◆ What this task involves: Identify all lines below that hold "ESQUERRA" and collect them.

Dataset listings of figures:
-- START --

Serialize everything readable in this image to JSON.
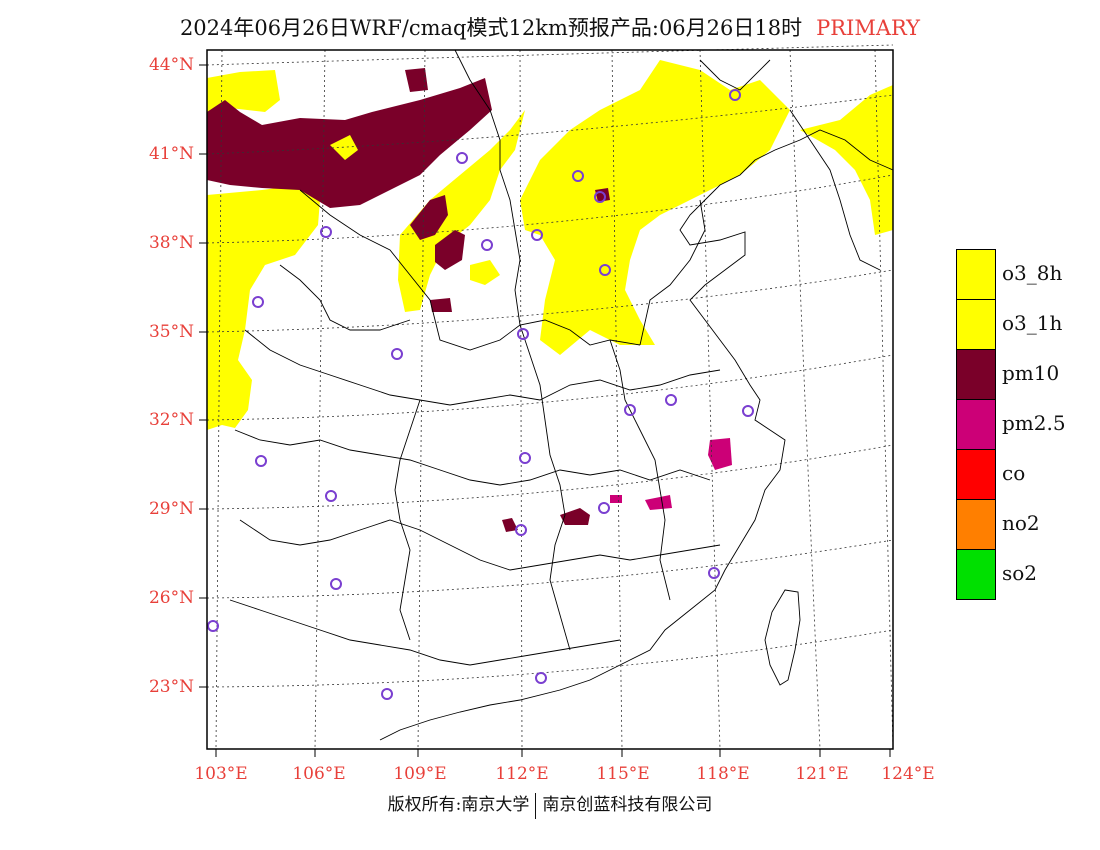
{
  "title": "2024年06月26日WRF/cmaq模式12km预报产品:06月26日18时",
  "title_tag": "PRIMARY",
  "lat_labels": [
    "44°N",
    "41°N",
    "38°N",
    "35°N",
    "32°N",
    "29°N",
    "26°N",
    "23°N"
  ],
  "lon_labels": [
    "103°E",
    "106°E",
    "109°E",
    "112°E",
    "115°E",
    "118°E",
    "121°E",
    "124°E"
  ],
  "legend": [
    {
      "label": "o3_8h",
      "color": "#ffff00"
    },
    {
      "label": "o3_1h",
      "color": "#ffff00"
    },
    {
      "label": "pm10",
      "color": "#7a0029"
    },
    {
      "label": "pm2.5",
      "color": "#cc0077"
    },
    {
      "label": "co",
      "color": "#ff0000"
    },
    {
      "label": "no2",
      "color": "#ff7f00"
    },
    {
      "label": "so2",
      "color": "#00e000"
    }
  ],
  "footer": {
    "left": "版权所有:南京大学",
    "right": "南京创蓝科技有限公司"
  }
}
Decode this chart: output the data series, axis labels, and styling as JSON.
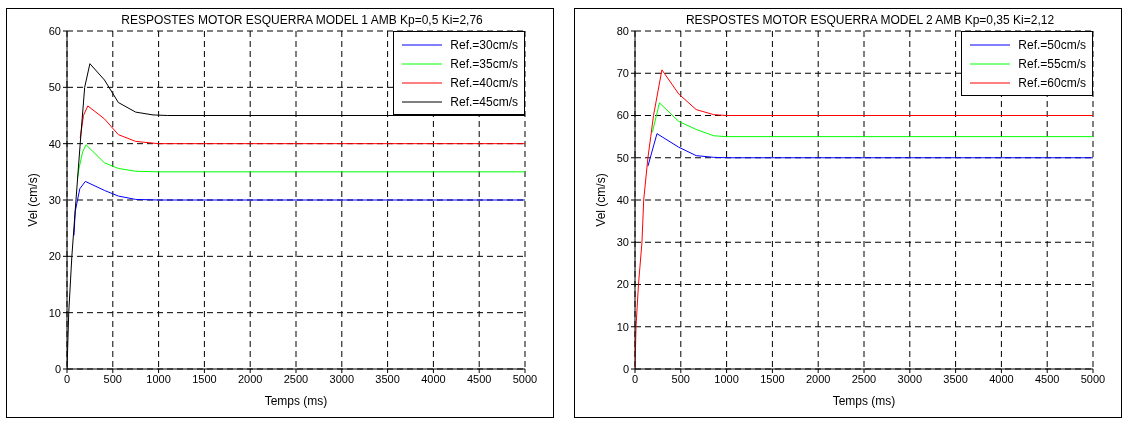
{
  "chart_data": [
    {
      "type": "line",
      "title": "RESPOSTES MOTOR ESQUERRA MODEL 1 AMB Kp=0,5 Ki=2,76",
      "xlabel": "Temps (ms)",
      "ylabel": "Vel (cm/s)",
      "xlim": [
        0,
        5000
      ],
      "xticks": [
        0,
        500,
        1000,
        1500,
        2000,
        2500,
        3000,
        3500,
        4000,
        4500,
        5000
      ],
      "ylim": [
        0,
        60
      ],
      "yticks": [
        0,
        10,
        20,
        30,
        40,
        50,
        60
      ],
      "grid": true,
      "legend": "top right",
      "line_style": "solid",
      "series": [
        {
          "name": "Ref.=30cm/s",
          "color": "#0000ff",
          "x": [
            76,
            90,
            140,
            200,
            409,
            561,
            750,
            1000,
            5000
          ],
          "values": [
            23.7,
            28,
            32,
            33.3,
            31.7,
            30.7,
            30.1,
            30,
            30
          ]
        },
        {
          "name": "Ref.=35cm/s",
          "color": "#00ff00",
          "x": [
            117,
            130,
            170,
            208,
            409,
            561,
            750,
            1000,
            5000
          ],
          "values": [
            34,
            35.5,
            38.5,
            39.8,
            36.6,
            35.6,
            35.1,
            35,
            35
          ]
        },
        {
          "name": "Ref.=40cm/s",
          "color": "#ff0000",
          "x": [
            144,
            180,
            227,
            409,
            561,
            750,
            1000,
            5000
          ],
          "values": [
            41,
            45,
            46.7,
            44.4,
            41.6,
            40.4,
            40,
            40
          ]
        },
        {
          "name": "Ref.=45cm/s",
          "color": "#000000",
          "x": [
            0,
            19,
            53,
            98,
            144,
            193,
            250,
            409,
            561,
            750,
            939,
            1100,
            5000
          ],
          "values": [
            0,
            10,
            20,
            30,
            40,
            50,
            54.2,
            51.3,
            47.3,
            45.6,
            45.1,
            45,
            45
          ]
        }
      ]
    },
    {
      "type": "line",
      "title": "RESPOSTES MOTOR ESQUERRA MODEL 2 AMB Kp=0,35 Ki=2,12",
      "xlabel": "Temps (ms)",
      "ylabel": "Vel (cm/s)",
      "xlim": [
        0,
        5000
      ],
      "xticks": [
        0,
        500,
        1000,
        1500,
        2000,
        2500,
        3000,
        3500,
        4000,
        4500,
        5000
      ],
      "ylim": [
        0,
        80
      ],
      "yticks": [
        0,
        10,
        20,
        30,
        40,
        50,
        60,
        70,
        80
      ],
      "grid": true,
      "legend": "top right",
      "line_style": "solid",
      "series": [
        {
          "name": "Ref.=50cm/s",
          "color": "#0000ff",
          "x": [
            141,
            240,
            477,
            668,
            859,
            1000,
            5000
          ],
          "values": [
            48,
            55.7,
            52.5,
            50.5,
            50.1,
            50,
            50
          ]
        },
        {
          "name": "Ref.=55cm/s",
          "color": "#00ff00",
          "x": [
            190,
            267,
            477,
            668,
            859,
            1000,
            5000
          ],
          "values": [
            56,
            63,
            58.6,
            56.7,
            55.2,
            55,
            55
          ]
        },
        {
          "name": "Ref.=60cm/s",
          "color": "#ff0000",
          "x": [
            0,
            11,
            38,
            76,
            95,
            141,
            172,
            202,
            294,
            477,
            668,
            859,
            1000,
            5000
          ],
          "values": [
            0,
            10,
            20,
            30,
            40,
            50,
            55,
            60,
            70.8,
            65.1,
            61.4,
            60.2,
            60,
            60
          ]
        }
      ]
    }
  ]
}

-- END --

◆ Worked solution:
      "title": "RESPOSTES MOTOR ESQUERRA MODEL 1 AMB Kp=0,5 Ki=2,76",
      "title": "RESPOSTES MOTOR ESQUERRA MODEL 2 AMB Kp=0,35 Ki=2,12",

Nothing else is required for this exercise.